REQUIREMENTS:
Retype each entry below, keeping every character the same.

RECORDS PROVIDED:

▬▬▬▬▬▬▬▬▬▬

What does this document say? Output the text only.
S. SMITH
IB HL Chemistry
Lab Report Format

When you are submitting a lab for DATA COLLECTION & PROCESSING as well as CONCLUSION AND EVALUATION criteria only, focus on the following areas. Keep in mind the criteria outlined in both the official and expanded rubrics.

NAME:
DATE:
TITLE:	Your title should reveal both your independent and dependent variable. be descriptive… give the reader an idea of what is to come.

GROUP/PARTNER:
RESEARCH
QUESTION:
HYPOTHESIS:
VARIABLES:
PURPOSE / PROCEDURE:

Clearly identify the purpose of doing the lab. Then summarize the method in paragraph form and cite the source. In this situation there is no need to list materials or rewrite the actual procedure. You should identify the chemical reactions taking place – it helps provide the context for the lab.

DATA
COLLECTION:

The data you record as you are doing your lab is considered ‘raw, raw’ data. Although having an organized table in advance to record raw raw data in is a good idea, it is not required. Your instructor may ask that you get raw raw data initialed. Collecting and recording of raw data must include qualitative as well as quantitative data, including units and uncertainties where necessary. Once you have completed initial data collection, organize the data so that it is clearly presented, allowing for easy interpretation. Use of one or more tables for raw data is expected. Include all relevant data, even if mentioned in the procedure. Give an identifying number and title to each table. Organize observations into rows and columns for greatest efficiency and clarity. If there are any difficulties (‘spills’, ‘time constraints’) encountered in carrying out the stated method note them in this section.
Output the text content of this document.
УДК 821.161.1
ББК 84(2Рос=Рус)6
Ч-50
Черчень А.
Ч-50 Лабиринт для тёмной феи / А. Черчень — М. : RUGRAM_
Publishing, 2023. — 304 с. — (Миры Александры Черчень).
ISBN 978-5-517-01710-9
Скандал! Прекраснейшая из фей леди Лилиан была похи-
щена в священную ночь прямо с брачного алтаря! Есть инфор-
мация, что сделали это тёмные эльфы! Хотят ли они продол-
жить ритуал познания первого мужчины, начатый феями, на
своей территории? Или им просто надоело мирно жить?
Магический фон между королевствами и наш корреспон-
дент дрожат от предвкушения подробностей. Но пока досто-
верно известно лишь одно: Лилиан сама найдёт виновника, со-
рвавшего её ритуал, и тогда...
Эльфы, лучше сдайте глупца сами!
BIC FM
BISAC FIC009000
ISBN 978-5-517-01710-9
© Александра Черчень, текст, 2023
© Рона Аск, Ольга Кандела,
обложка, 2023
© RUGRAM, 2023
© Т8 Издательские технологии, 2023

▬▬▬▬▬▬▬▬▬▬

REPLY TO THE EXERCISE:
What does this document say? Output the text only.
S. SMITH
IB HL Chemistry
Lab Report Format

When you are submitting a lab for DATA COLLECTION & PROCESSING as well as CONCLUSION AND EVALUATION criteria only, focus on the following areas. Keep in mind the criteria outlined in both the official and expanded rubrics.

NAME:
DATE:
TITLE:	Your title should reveal both your independent and dependent variable. be descriptive… give the reader an idea of what is to come.

GROUP/PARTNER:
RESEARCH
QUESTION:
HYPOTHESIS:
VARIABLES:
PURPOSE / PROCEDURE:

Clearly identify the purpose of doing the lab. Then summarize the method in paragraph form and cite the source. In this situation there is no need to list materials or rewrite the actual procedure. You should identify the chemical reactions taking place – it helps provide the context for the lab.

DATA
COLLECTION:

The data you record as you are doing your lab is considered ‘raw, raw’ data. Although having an organized table in advance to record raw raw data in is a good idea, it is not required. Your instructor may ask that you get raw raw data initialed. Collecting and recording of raw data must include qualitative as well as quantitative data, including units and uncertainties where necessary. Once you have completed initial data collection, organize the data so that it is clearly presented, allowing for easy interpretation. Use of one or more tables for raw data is expected. Include all relevant data, even if mentioned in the procedure. Give an identifying number and title to each table. Organize observations into rows and columns for greatest efficiency and clarity. If there are any difficulties (‘spills’, ‘time constraints’) encountered in carrying out the stated method note them in this section.
Output the text content of this document.
УДК 821.161.1
ББК 84(2Рос=Рус)6
Ч-50
Черчень А.
Ч-50 Лабиринт для тёмной феи / А. Черчень — М. : RUGRAM_
Publishing, 2023. — 304 с. — (Миры Александры Черчень).
ISBN 978-5-517-01710-9
Скандал! Прекраснейшая из фей леди Лилиан была похи-
щена в священную ночь прямо с брачного алтаря! Есть инфор-
мация, что сделали это тёмные эльфы! Хотят ли они продол-
жить ритуал познания первого мужчины, начатый феями, на
своей территории? Или им просто надоело мирно жить?
Магический фон между королевствами и наш корреспон-
дент дрожат от предвкушения подробностей. Но пока досто-
верно известно лишь одно: Лилиан сама найдёт виновника, со-
рвавшего её ритуал, и тогда...
Эльфы, лучше сдайте глупца сами!
BIC FM
BISAC FIC009000
ISBN 978-5-517-01710-9
© Александра Черчень, текст, 2023
© Рона Аск, Ольга Кандела,
обложка, 2023
© RUGRAM, 2023
© Т8 Издательские технологии, 2023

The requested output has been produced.